(EXCERPT)
□ □ □ □ □
- IATA: DUA; ICAO: KDUA; FAA LID: DUA;

Summary
- Airport type: Public
- Owner: City of Durant
- Serves: Durant
- Elevation AMSL: 699 ft (213 m)
- Coordinates: 33°56′32″N 096°23′40″W﻿ / ﻿33.94222°N 96.39444°W
- Website: durant.org/...
- Interactive map of Eaker Field

Runways
| Direction | Length |  | Surface |
| ft | m |
| 17/35 | 6,800 | 2,072 | Asphalt |

Statistics (2005)
- Aircraft operations: 46,355
- Based aircraft: 21
- Source: Federal Aviation Administration

= Durant Regional Airport–Eaker Field =

Airport in Oklahoma, US

Durant Regional Airport–Eaker Field is three miles (5 km) south of Durant, Oklahoma. It was established in September 1943. The airport is home to Southeastern Oklahoma State University's Aviation Sciences Institute.
□ □ □ □ □
(PROVIDED DATA)
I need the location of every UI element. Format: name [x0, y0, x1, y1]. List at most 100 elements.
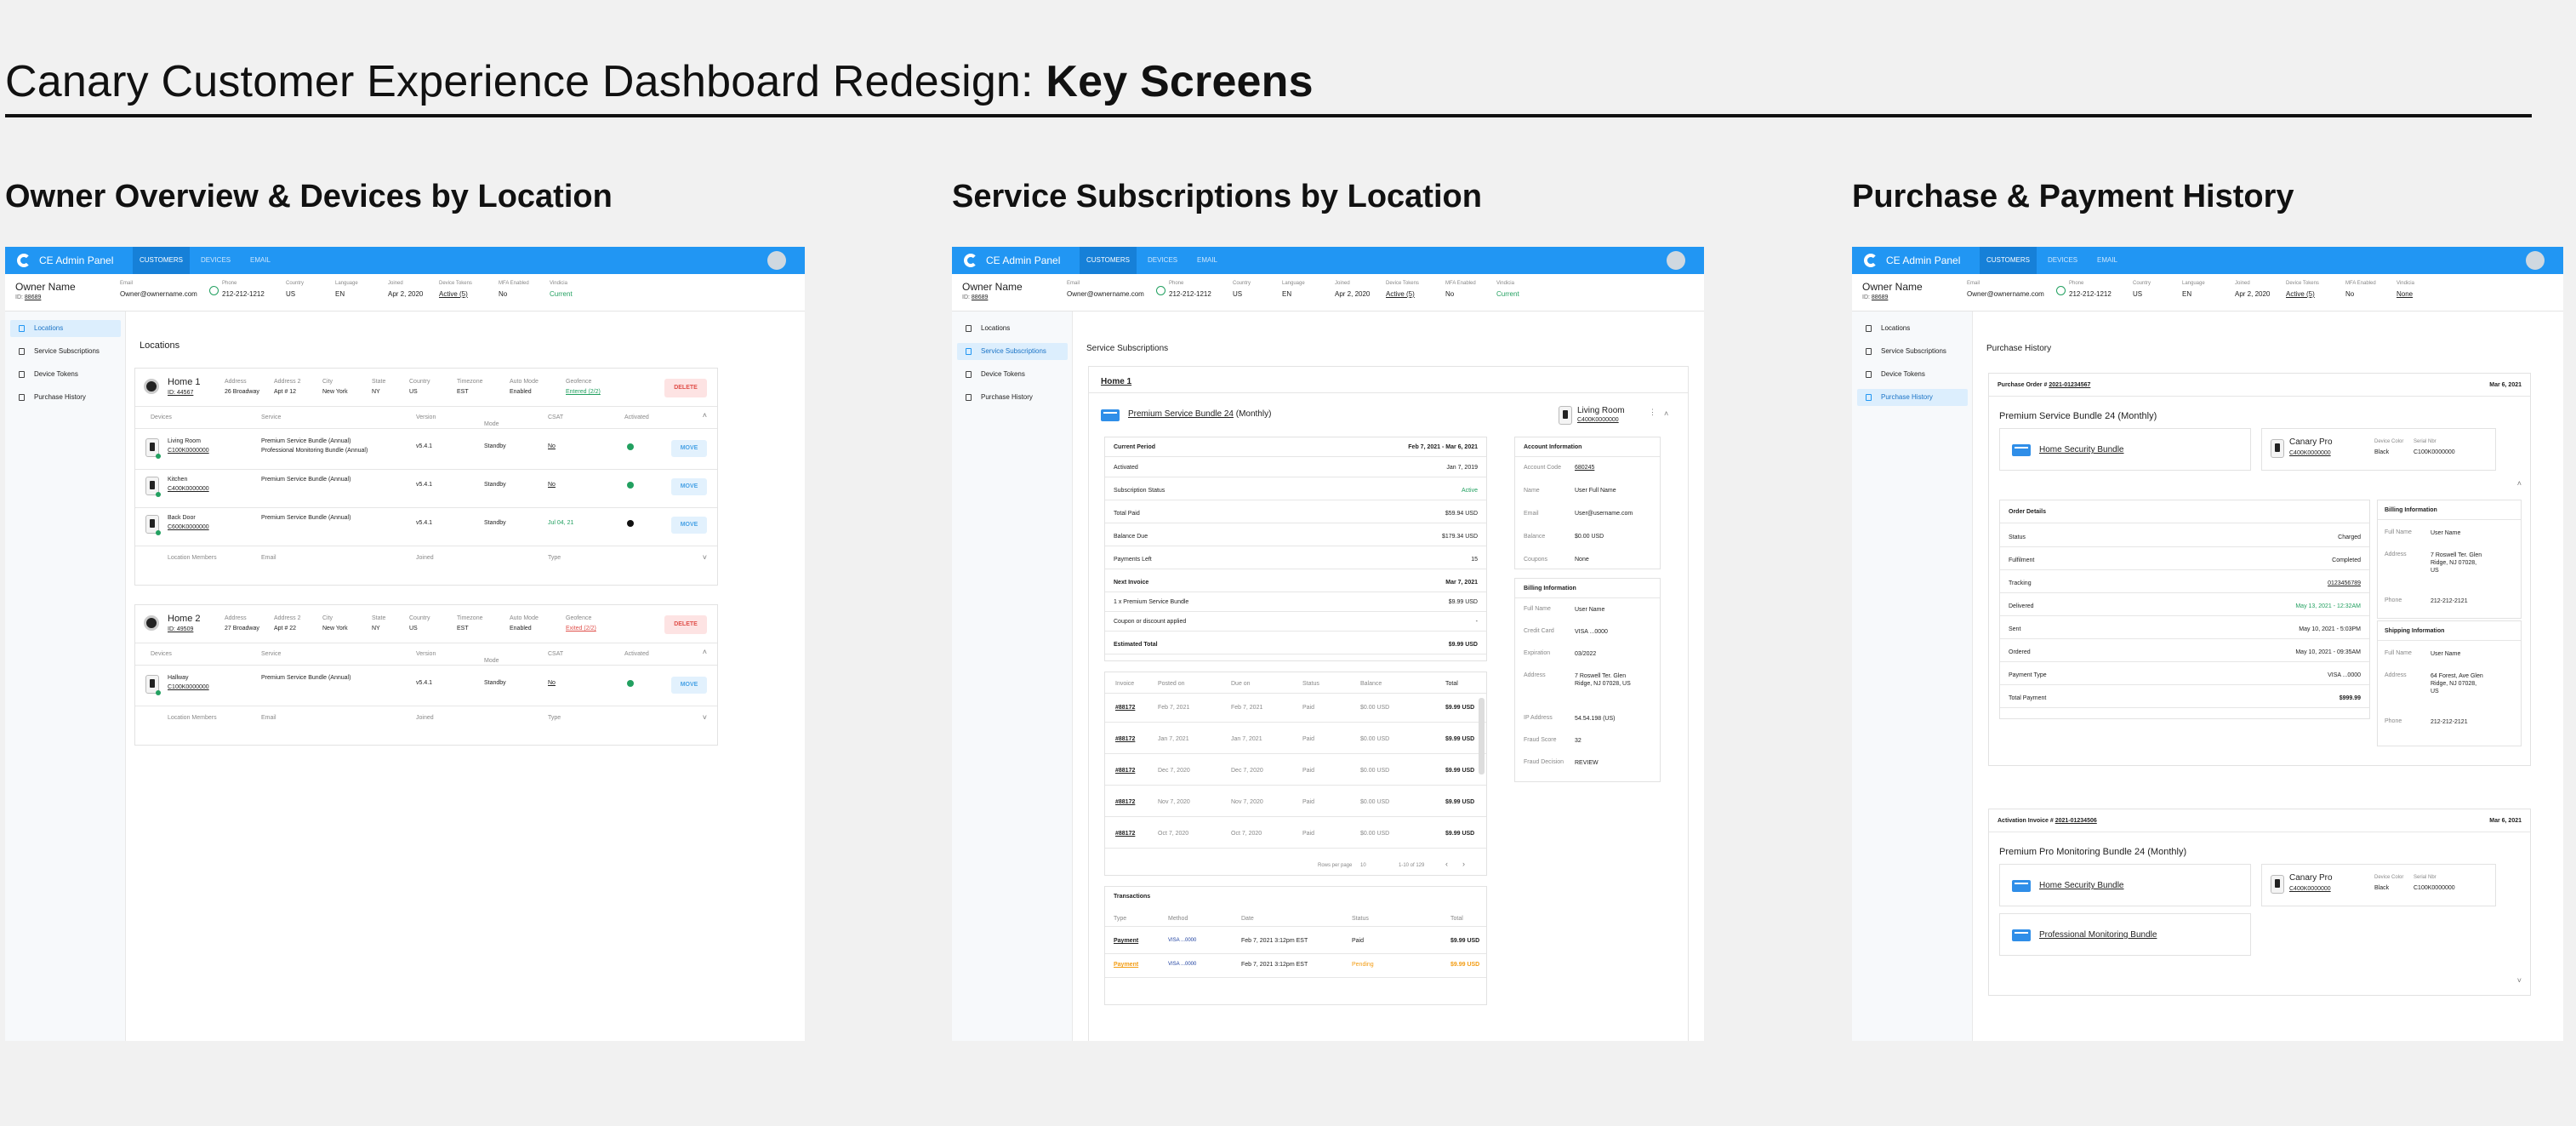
□ □ □ □ □
(WORK INSTRUCTIONS)
• 1. How would you render the sentence "It was established in September 1943." from the airport article in Spanish?
• 2. Could you write the next few sentences of the article on Durant Regional Airport–Eaker Field, picking up after its last line?
The data can be left aside here.

(ANSWER SET)
• 1. Fue establecido en septiembre de 1943.

• 2.
==History==
The airport is named for SOSU alum General Ira Eaker, a 1917 graduate of Southeastern who served in World War I and World War II. During World War II, General Eaker was commander of the Eighth Air Force in England and led several historic bombing missions against targets in occupied Europe and Germany.

The City of Durant named an airfield west of town in honor of then Captain Eaker in the 1930s. The U.S. Navy built the current airfield as an auxiliary field during World War II and it became Durant Municipal Airport after the war. It was later renamed Eaker Field.

The airport was served by Central Airlines from October 1949 until August 1954. Central initially operated only Beechcraft Bonanzas but phased them out in 1950–1951 in favor of the Douglas DC-3.

==Facilities==
Eaker Field covers 840 acre and has one asphalt runway. Runway 17/35 is 6,800 x 100 ft (1,524.3 x 30.5 m).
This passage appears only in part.